Records from a collection of figures
** BEGIN **

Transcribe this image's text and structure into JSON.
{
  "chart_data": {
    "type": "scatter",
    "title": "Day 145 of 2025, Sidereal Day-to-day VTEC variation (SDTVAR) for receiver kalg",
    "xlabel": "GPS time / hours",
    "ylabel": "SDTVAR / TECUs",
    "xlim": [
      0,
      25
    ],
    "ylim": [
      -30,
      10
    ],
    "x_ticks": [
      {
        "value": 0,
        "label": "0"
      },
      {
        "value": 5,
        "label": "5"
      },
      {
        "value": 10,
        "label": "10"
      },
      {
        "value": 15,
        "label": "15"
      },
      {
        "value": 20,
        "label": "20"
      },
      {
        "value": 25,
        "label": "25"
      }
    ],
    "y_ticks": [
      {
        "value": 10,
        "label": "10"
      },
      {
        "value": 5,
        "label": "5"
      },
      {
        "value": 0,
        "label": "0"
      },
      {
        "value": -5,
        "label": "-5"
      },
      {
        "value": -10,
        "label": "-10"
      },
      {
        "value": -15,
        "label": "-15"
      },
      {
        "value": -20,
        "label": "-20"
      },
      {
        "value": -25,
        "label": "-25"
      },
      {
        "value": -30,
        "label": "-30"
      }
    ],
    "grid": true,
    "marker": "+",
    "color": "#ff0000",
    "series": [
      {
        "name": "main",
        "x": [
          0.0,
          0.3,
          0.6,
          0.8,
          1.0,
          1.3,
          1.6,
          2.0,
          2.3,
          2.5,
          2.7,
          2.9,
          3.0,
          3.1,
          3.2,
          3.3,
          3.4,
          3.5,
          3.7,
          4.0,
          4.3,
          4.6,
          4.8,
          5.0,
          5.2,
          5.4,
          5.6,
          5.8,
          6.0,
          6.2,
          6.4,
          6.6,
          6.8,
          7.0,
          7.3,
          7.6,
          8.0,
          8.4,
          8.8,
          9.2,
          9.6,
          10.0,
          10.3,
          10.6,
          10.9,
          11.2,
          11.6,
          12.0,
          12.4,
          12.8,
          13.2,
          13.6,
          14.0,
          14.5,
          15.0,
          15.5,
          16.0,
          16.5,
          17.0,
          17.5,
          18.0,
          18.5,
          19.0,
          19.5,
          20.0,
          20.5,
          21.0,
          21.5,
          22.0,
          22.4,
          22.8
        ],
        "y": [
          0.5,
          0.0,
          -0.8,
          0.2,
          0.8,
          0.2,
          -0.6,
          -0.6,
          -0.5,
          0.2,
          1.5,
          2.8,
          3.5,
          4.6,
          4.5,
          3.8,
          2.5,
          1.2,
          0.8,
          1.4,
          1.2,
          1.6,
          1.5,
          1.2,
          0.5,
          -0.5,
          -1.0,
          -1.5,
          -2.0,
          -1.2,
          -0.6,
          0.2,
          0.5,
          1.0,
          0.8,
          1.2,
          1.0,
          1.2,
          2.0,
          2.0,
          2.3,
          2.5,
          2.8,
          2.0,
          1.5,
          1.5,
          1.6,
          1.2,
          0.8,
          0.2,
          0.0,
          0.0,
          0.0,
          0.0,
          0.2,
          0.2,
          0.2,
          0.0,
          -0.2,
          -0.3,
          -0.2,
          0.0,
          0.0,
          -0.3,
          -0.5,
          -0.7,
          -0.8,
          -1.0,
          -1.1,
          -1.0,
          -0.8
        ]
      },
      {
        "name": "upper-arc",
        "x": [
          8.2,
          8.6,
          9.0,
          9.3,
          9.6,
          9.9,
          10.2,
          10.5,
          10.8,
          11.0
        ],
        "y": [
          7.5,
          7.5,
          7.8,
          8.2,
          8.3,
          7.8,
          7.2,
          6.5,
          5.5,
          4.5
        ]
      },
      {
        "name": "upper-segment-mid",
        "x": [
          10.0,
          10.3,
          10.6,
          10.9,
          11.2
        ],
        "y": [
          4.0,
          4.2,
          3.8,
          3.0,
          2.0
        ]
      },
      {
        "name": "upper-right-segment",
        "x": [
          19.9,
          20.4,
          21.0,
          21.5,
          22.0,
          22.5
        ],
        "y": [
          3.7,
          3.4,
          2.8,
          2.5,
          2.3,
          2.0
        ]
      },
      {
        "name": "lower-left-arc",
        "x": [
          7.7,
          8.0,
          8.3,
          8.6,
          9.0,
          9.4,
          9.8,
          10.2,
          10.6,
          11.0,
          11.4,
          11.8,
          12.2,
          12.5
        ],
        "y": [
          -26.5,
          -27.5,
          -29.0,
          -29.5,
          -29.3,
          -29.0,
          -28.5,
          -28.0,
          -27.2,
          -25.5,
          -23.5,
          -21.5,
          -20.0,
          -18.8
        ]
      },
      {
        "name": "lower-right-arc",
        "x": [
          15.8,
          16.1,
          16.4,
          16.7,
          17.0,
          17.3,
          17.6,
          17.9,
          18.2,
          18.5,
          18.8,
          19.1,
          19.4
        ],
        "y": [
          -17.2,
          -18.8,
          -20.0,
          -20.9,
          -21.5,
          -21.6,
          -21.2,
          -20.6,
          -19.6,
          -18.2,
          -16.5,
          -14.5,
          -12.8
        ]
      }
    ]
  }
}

** END **
** BEGIN **

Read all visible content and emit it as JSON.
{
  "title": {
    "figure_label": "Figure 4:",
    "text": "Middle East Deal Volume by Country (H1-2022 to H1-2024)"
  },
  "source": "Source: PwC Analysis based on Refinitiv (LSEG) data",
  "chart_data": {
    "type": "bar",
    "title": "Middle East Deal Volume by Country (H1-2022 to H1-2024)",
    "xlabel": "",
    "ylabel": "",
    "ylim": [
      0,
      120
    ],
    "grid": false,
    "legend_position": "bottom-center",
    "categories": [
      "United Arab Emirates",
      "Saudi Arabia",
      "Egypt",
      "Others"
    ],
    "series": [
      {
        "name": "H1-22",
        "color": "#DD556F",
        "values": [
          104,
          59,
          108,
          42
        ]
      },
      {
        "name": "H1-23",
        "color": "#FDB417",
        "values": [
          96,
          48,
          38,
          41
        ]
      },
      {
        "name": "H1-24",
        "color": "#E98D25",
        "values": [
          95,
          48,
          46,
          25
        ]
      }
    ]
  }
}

** END **

### Goal:
Identify each line containing the string "segment" and copy it out.

### Expected output:
        "name": "upper-segment-mid",
        "name": "upper-right-segment",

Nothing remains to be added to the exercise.